start

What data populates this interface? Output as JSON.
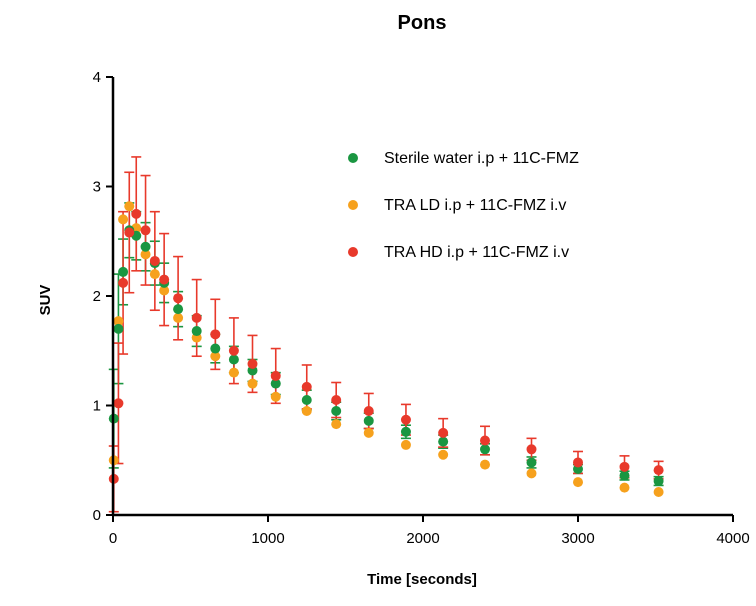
{
  "chart_data": {
    "type": "scatter",
    "title": "Pons",
    "xlabel": "Time [seconds]",
    "ylabel": "SUV",
    "xlim": [
      0,
      4000
    ],
    "ylim": [
      0,
      4
    ],
    "xticks": [
      0,
      1000,
      2000,
      3000,
      4000
    ],
    "yticks": [
      0,
      1,
      2,
      3,
      4
    ],
    "grid": false,
    "legend_position": "top-right",
    "error_bars": true,
    "series": [
      {
        "name": "Sterile water i.p + 11C-FMZ",
        "color": "#1a9641",
        "x": [
          5,
          35,
          65,
          105,
          150,
          210,
          270,
          330,
          420,
          540,
          660,
          780,
          900,
          1050,
          1250,
          1440,
          1650,
          1890,
          2130,
          2400,
          2700,
          3000,
          3300,
          3520
        ],
        "y": [
          0.88,
          1.7,
          2.22,
          2.6,
          2.55,
          2.45,
          2.3,
          2.12,
          1.88,
          1.68,
          1.52,
          1.42,
          1.32,
          1.2,
          1.05,
          0.95,
          0.86,
          0.76,
          0.67,
          0.6,
          0.48,
          0.42,
          0.36,
          0.31
        ],
        "err": [
          0.45,
          0.5,
          0.3,
          0.25,
          0.22,
          0.22,
          0.2,
          0.18,
          0.16,
          0.14,
          0.13,
          0.12,
          0.1,
          0.1,
          0.09,
          0.08,
          0.07,
          0.06,
          0.06,
          0.05,
          0.05,
          0.04,
          0.04,
          0.04
        ]
      },
      {
        "name": "TRA LD i.p + 11C-FMZ i.v",
        "color": "#f6a11d",
        "x": [
          5,
          35,
          65,
          105,
          150,
          210,
          270,
          330,
          420,
          540,
          660,
          780,
          900,
          1050,
          1250,
          1440,
          1650,
          1890,
          2130,
          2400,
          2700,
          3000,
          3300,
          3520
        ],
        "y": [
          0.5,
          1.77,
          2.7,
          2.82,
          2.62,
          2.38,
          2.2,
          2.05,
          1.8,
          1.62,
          1.45,
          1.3,
          1.2,
          1.08,
          0.95,
          0.83,
          0.75,
          0.64,
          0.55,
          0.46,
          0.38,
          0.3,
          0.25,
          0.21
        ]
      },
      {
        "name": "TRA HD i.p + 11C-FMZ i.v",
        "color": "#e8392b",
        "x": [
          5,
          35,
          65,
          105,
          150,
          210,
          270,
          330,
          420,
          540,
          660,
          780,
          900,
          1050,
          1250,
          1440,
          1650,
          1890,
          2130,
          2400,
          2700,
          3000,
          3300,
          3520
        ],
        "y": [
          0.33,
          1.02,
          2.12,
          2.58,
          2.75,
          2.6,
          2.32,
          2.15,
          1.98,
          1.8,
          1.65,
          1.5,
          1.38,
          1.27,
          1.17,
          1.05,
          0.95,
          0.87,
          0.75,
          0.68,
          0.6,
          0.48,
          0.44,
          0.41
        ],
        "err": [
          0.3,
          0.55,
          0.65,
          0.55,
          0.52,
          0.5,
          0.45,
          0.42,
          0.38,
          0.35,
          0.32,
          0.3,
          0.26,
          0.25,
          0.2,
          0.16,
          0.16,
          0.14,
          0.13,
          0.13,
          0.1,
          0.1,
          0.1,
          0.08
        ]
      }
    ]
  }
}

end

### Task objective
Write down every line of the data above that includes the string "color".

### Response
        "color": "#1a9641",
        "color": "#f6a11d",
        "color": "#e8392b",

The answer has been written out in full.